#### [TASK DETAILS]
Among the lines below, count those with "duration". Give only the number.

.....

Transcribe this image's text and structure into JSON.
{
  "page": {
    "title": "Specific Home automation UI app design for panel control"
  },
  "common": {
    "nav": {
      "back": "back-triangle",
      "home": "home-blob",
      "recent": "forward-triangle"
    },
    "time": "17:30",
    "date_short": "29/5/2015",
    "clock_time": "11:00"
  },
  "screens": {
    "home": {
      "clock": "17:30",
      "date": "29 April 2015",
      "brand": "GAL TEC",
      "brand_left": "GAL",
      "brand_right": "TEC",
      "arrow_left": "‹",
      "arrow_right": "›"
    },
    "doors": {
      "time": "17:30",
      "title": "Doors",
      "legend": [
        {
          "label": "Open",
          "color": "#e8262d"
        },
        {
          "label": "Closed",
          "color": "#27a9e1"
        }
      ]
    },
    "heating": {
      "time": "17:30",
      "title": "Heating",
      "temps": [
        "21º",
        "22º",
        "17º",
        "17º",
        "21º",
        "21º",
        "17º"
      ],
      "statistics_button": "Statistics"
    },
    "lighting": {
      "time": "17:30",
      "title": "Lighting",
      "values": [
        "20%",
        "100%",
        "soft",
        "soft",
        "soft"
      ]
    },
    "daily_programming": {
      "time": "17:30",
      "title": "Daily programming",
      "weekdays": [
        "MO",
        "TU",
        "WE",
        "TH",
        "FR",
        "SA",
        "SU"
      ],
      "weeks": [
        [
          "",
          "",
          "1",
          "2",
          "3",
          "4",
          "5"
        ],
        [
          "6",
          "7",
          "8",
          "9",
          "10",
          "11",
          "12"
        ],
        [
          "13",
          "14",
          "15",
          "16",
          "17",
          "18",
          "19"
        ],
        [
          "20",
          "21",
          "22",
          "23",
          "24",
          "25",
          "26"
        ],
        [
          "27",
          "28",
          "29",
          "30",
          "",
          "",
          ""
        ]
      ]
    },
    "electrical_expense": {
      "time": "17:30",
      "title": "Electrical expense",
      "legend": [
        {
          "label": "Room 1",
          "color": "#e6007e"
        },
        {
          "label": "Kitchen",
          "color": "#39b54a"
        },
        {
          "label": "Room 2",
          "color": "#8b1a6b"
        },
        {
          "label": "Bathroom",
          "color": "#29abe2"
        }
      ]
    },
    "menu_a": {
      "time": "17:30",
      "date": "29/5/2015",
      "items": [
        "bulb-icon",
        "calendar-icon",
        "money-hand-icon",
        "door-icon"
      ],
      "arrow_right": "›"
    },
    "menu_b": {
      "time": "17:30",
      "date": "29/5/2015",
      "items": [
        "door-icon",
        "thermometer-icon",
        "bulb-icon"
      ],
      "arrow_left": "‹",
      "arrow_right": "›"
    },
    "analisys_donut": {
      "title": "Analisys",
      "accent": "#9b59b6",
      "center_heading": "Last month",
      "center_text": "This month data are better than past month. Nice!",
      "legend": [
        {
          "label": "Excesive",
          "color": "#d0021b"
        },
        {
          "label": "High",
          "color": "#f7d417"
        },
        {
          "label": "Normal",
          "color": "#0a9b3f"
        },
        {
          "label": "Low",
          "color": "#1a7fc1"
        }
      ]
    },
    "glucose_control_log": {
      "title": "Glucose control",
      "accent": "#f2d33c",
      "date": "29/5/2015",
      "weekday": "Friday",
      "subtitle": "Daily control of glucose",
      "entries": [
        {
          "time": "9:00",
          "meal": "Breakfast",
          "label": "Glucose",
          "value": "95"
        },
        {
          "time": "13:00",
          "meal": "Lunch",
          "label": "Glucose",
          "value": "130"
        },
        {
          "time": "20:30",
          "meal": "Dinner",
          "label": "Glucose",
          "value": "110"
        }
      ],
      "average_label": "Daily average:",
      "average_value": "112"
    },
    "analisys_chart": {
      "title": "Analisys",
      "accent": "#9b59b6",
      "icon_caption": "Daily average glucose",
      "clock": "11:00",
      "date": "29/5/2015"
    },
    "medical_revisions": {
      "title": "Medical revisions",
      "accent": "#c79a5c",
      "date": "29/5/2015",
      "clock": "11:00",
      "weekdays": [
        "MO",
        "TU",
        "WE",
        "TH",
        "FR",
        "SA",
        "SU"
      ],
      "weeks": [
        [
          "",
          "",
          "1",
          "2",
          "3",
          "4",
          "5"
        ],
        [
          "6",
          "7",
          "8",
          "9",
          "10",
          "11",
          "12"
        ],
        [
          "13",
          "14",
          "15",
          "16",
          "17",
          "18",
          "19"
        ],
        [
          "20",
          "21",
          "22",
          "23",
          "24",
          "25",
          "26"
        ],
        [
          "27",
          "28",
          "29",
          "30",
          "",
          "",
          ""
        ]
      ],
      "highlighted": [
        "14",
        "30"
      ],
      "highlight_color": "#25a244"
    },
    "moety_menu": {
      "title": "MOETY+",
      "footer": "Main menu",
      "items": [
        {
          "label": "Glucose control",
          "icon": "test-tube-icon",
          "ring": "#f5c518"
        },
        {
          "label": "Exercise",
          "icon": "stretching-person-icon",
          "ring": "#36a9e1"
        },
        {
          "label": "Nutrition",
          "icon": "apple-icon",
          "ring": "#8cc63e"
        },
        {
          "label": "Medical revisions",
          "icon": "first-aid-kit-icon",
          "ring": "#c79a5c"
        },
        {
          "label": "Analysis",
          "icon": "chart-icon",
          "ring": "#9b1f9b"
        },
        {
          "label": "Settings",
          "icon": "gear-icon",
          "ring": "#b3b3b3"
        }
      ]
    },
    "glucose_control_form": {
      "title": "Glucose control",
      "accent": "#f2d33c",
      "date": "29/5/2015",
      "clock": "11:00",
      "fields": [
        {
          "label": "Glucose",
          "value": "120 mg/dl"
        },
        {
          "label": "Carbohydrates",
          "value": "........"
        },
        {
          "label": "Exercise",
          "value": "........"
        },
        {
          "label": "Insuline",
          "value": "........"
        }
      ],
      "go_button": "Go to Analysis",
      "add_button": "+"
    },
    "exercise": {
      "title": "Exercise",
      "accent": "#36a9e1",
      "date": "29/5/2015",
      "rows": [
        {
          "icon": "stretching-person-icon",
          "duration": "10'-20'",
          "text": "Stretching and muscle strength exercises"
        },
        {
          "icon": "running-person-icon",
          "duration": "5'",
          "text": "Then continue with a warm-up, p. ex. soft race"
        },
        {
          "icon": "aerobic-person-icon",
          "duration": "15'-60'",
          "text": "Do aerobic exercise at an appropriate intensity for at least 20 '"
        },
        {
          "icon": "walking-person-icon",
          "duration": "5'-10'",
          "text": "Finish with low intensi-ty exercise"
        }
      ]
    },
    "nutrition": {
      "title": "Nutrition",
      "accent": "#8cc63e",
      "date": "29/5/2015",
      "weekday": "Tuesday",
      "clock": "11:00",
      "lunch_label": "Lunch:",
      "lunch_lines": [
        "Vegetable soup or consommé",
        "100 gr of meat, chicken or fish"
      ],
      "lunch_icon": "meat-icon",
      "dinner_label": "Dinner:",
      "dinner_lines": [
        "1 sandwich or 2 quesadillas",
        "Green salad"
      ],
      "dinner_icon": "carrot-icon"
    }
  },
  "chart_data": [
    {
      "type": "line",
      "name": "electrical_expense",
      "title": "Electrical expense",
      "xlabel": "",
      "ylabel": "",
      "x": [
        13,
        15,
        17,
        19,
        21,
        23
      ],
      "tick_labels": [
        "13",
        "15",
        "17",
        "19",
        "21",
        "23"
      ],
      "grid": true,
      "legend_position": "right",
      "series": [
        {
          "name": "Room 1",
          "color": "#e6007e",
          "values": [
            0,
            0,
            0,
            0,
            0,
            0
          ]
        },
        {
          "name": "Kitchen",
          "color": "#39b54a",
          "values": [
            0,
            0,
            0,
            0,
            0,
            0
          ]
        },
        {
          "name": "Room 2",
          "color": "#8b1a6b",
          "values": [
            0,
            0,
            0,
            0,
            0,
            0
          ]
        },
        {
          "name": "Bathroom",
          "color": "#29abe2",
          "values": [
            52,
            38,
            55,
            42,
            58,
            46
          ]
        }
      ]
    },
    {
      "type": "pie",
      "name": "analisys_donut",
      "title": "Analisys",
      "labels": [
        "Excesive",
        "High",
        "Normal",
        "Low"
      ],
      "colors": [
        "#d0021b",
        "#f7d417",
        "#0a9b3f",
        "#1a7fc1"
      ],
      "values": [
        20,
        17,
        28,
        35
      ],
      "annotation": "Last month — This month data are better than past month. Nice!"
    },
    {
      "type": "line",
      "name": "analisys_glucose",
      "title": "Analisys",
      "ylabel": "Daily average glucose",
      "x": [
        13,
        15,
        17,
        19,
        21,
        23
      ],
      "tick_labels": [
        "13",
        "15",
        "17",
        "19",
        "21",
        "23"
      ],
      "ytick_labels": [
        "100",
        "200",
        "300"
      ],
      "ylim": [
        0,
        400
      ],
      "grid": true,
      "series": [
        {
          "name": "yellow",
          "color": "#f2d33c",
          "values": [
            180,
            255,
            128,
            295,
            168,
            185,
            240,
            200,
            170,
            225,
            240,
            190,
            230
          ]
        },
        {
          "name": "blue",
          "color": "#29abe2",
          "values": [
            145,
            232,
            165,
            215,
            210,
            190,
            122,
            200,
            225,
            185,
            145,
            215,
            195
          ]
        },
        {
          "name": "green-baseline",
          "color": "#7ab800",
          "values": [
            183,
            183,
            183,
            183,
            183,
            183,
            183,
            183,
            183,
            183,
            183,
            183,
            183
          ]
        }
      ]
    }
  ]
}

.....

#### [SOLUTION FOR THIS EXERCISE]
4